[BEGIN Supplied material]

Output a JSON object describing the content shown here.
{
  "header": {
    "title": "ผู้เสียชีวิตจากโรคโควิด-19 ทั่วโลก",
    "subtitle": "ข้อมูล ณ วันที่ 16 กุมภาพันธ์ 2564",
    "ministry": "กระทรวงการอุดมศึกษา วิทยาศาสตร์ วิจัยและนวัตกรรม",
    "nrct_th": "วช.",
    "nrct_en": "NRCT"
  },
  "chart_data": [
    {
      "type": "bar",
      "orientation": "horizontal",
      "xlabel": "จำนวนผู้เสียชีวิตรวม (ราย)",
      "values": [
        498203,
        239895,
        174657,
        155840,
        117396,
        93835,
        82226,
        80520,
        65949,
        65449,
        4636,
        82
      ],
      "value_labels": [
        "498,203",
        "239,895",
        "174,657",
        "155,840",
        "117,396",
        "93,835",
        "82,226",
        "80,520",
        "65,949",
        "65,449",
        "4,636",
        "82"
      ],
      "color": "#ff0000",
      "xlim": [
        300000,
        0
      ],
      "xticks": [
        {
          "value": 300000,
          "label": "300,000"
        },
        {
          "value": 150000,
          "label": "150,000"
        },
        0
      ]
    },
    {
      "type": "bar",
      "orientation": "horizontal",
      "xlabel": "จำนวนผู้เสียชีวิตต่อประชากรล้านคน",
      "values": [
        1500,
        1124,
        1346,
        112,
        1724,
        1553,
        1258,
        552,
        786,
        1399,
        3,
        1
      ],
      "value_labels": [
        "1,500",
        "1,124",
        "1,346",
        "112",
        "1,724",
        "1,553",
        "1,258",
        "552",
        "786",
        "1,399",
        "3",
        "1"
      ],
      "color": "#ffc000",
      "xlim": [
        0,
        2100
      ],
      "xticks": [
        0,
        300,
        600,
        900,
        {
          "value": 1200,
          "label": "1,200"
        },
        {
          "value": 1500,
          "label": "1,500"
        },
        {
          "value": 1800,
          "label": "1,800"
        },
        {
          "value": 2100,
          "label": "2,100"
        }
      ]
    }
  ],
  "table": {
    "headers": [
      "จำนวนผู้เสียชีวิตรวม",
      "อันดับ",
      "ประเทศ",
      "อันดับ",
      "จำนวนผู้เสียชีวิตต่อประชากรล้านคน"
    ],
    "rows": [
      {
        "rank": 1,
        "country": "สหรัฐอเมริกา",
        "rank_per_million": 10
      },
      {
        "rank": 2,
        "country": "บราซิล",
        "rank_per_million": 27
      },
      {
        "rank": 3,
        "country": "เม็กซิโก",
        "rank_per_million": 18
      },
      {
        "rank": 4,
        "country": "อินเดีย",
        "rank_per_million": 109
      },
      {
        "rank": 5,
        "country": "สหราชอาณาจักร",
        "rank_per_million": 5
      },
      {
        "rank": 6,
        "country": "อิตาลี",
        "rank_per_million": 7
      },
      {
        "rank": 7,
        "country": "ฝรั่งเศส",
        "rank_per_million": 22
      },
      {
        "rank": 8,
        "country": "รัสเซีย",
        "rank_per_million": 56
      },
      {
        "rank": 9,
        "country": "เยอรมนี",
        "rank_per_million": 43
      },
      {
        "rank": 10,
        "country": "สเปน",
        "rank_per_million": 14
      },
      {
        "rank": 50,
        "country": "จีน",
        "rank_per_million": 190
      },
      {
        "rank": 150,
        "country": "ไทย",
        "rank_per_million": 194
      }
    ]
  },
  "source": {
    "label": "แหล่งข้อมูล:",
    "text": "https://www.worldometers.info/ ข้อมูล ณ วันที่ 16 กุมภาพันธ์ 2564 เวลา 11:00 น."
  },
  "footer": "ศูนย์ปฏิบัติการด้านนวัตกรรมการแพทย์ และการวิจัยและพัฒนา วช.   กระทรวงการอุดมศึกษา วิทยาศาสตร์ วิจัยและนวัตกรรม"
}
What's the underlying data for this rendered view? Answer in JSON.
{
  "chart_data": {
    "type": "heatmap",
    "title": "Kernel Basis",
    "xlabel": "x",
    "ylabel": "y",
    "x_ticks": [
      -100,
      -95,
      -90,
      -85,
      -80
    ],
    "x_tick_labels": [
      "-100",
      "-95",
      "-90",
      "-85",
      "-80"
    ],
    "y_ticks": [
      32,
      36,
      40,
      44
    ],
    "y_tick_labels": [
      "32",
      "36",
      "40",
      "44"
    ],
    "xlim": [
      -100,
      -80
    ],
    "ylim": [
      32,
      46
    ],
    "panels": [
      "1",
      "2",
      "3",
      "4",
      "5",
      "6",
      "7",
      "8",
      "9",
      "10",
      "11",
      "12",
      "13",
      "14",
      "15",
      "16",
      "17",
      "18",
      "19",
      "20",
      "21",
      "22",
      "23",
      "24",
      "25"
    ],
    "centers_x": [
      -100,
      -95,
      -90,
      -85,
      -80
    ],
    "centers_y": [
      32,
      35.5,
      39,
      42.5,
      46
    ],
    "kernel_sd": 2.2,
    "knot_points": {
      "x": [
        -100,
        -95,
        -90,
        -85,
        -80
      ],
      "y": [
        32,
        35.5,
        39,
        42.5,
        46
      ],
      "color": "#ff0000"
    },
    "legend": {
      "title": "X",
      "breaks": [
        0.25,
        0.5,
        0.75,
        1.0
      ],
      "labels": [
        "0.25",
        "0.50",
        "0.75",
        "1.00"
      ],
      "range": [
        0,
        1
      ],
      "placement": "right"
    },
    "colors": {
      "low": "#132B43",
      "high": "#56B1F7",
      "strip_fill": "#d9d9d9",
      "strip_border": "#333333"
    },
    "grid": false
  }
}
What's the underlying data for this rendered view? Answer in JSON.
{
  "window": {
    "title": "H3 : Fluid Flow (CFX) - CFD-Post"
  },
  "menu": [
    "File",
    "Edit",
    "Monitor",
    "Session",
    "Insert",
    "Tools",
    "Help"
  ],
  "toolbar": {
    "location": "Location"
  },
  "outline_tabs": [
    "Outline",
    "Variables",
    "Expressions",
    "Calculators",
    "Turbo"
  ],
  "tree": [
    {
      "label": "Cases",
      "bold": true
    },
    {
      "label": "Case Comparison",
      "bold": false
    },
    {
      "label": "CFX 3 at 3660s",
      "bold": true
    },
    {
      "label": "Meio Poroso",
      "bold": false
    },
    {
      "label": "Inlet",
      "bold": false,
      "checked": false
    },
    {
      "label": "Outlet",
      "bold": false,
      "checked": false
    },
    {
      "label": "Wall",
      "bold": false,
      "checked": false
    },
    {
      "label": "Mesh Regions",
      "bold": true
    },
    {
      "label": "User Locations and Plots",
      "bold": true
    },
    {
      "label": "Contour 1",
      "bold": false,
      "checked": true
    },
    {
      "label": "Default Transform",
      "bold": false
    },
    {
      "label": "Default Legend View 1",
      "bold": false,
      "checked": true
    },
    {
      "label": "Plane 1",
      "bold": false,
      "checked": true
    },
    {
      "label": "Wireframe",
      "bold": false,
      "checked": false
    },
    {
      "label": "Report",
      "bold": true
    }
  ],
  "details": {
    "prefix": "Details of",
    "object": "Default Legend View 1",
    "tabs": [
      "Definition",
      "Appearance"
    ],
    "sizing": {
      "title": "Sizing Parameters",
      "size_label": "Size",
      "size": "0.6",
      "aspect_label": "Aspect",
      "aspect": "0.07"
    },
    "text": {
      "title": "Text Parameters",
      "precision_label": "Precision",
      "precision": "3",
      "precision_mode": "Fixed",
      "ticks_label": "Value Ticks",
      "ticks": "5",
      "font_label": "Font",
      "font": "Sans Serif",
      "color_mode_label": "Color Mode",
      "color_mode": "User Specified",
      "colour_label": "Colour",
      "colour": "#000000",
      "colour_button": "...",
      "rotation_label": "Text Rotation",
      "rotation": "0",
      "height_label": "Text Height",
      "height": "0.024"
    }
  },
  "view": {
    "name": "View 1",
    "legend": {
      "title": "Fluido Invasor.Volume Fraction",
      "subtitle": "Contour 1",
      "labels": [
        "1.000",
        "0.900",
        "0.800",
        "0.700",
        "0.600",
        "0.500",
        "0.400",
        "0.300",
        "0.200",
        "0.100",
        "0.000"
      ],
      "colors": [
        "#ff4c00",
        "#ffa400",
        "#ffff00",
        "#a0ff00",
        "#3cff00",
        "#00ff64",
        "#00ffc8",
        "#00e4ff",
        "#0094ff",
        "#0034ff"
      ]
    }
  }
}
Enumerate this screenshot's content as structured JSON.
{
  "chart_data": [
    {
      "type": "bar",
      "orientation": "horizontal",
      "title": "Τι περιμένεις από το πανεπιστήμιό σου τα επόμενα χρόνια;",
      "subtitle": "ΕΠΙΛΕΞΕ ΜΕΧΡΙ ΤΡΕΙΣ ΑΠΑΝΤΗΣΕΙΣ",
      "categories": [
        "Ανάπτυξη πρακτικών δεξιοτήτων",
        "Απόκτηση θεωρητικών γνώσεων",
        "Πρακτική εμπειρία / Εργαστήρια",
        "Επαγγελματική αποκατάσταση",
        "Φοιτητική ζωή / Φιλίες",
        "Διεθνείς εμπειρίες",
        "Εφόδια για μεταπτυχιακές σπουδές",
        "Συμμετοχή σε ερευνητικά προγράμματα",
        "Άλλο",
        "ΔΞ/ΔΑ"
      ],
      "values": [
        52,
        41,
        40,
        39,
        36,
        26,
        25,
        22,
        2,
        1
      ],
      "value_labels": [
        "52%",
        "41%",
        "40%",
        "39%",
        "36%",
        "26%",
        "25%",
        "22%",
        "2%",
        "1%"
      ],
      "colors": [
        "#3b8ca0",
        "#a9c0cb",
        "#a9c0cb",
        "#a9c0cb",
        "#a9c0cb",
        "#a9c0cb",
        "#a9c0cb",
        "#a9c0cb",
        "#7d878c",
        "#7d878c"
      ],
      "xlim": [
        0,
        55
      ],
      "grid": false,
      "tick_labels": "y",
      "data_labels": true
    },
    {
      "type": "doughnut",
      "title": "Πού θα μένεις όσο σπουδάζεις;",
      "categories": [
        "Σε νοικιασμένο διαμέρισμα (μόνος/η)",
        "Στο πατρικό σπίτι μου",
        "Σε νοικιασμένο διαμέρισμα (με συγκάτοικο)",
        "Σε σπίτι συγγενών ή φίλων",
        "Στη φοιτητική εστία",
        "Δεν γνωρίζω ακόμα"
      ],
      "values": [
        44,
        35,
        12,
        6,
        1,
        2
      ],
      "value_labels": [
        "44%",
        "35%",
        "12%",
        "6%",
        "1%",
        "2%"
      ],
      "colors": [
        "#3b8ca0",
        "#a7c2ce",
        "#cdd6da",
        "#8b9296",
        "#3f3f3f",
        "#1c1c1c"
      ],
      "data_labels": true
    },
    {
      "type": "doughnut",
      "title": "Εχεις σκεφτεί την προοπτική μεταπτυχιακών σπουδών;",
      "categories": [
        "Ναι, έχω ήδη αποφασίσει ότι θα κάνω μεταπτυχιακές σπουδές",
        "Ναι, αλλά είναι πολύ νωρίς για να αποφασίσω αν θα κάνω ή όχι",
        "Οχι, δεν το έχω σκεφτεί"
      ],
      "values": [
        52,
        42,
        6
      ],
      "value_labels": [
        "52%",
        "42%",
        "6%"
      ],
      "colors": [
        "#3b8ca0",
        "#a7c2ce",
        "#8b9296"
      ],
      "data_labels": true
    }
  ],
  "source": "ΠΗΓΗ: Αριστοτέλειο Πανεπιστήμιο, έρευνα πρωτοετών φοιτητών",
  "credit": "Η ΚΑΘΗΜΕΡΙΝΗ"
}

[END Supplied material]

§ **Problem**: Determine how many lines in the listing above hold the string "กระทรวงการอ", then write only the number.

§ **Exercise answer**: 2